-- Start --

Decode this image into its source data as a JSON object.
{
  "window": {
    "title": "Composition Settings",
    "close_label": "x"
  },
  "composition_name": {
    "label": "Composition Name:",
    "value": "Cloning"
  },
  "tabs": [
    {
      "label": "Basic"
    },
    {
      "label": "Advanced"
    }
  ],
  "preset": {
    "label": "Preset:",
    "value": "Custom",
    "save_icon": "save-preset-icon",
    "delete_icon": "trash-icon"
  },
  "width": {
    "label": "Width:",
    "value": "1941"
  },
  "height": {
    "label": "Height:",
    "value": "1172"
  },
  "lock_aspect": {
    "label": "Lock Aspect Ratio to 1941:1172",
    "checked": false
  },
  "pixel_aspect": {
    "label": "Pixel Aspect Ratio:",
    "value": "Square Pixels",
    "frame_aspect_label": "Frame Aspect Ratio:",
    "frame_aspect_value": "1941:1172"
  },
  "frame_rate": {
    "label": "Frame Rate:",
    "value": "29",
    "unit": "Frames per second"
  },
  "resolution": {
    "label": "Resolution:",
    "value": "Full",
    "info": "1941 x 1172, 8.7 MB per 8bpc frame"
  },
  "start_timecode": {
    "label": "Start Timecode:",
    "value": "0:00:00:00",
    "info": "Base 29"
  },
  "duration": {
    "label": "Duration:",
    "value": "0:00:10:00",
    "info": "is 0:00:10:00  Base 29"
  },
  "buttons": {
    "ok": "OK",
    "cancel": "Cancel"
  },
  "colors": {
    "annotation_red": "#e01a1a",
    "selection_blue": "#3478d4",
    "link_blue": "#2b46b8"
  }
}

-- End --

* **WHAT YOU ARE ASKED TO DO**
Copy out all of the lines above exactly.

* **COMPLETE RESPONSE**
Decode this image into its source data as a JSON object.
{
  "window": {
    "title": "Composition Settings",
    "close_label": "x"
  },
  "composition_name": {
    "label": "Composition Name:",
    "value": "Cloning"
  },
  "tabs": [
    {
      "label": "Basic"
    },
    {
      "label": "Advanced"
    }
  ],
  "preset": {
    "label": "Preset:",
    "value": "Custom",
    "save_icon": "save-preset-icon",
    "delete_icon": "trash-icon"
  },
  "width": {
    "label": "Width:",
    "value": "1941"
  },
  "height": {
    "label": "Height:",
    "value": "1172"
  },
  "lock_aspect": {
    "label": "Lock Aspect Ratio to 1941:1172",
    "checked": false
  },
  "pixel_aspect": {
    "label": "Pixel Aspect Ratio:",
    "value": "Square Pixels",
    "frame_aspect_label": "Frame Aspect Ratio:",
    "frame_aspect_value": "1941:1172"
  },
  "frame_rate": {
    "label": "Frame Rate:",
    "value": "29",
    "unit": "Frames per second"
  },
  "resolution": {
    "label": "Resolution:",
    "value": "Full",
    "info": "1941 x 1172, 8.7 MB per 8bpc frame"
  },
  "start_timecode": {
    "label": "Start Timecode:",
    "value": "0:00:00:00",
    "info": "Base 29"
  },
  "duration": {
    "label": "Duration:",
    "value": "0:00:10:00",
    "info": "is 0:00:10:00  Base 29"
  },
  "buttons": {
    "ok": "OK",
    "cancel": "Cancel"
  },
  "colors": {
    "annotation_red": "#e01a1a",
    "selection_blue": "#3478d4",
    "link_blue": "#2b46b8"
  }
}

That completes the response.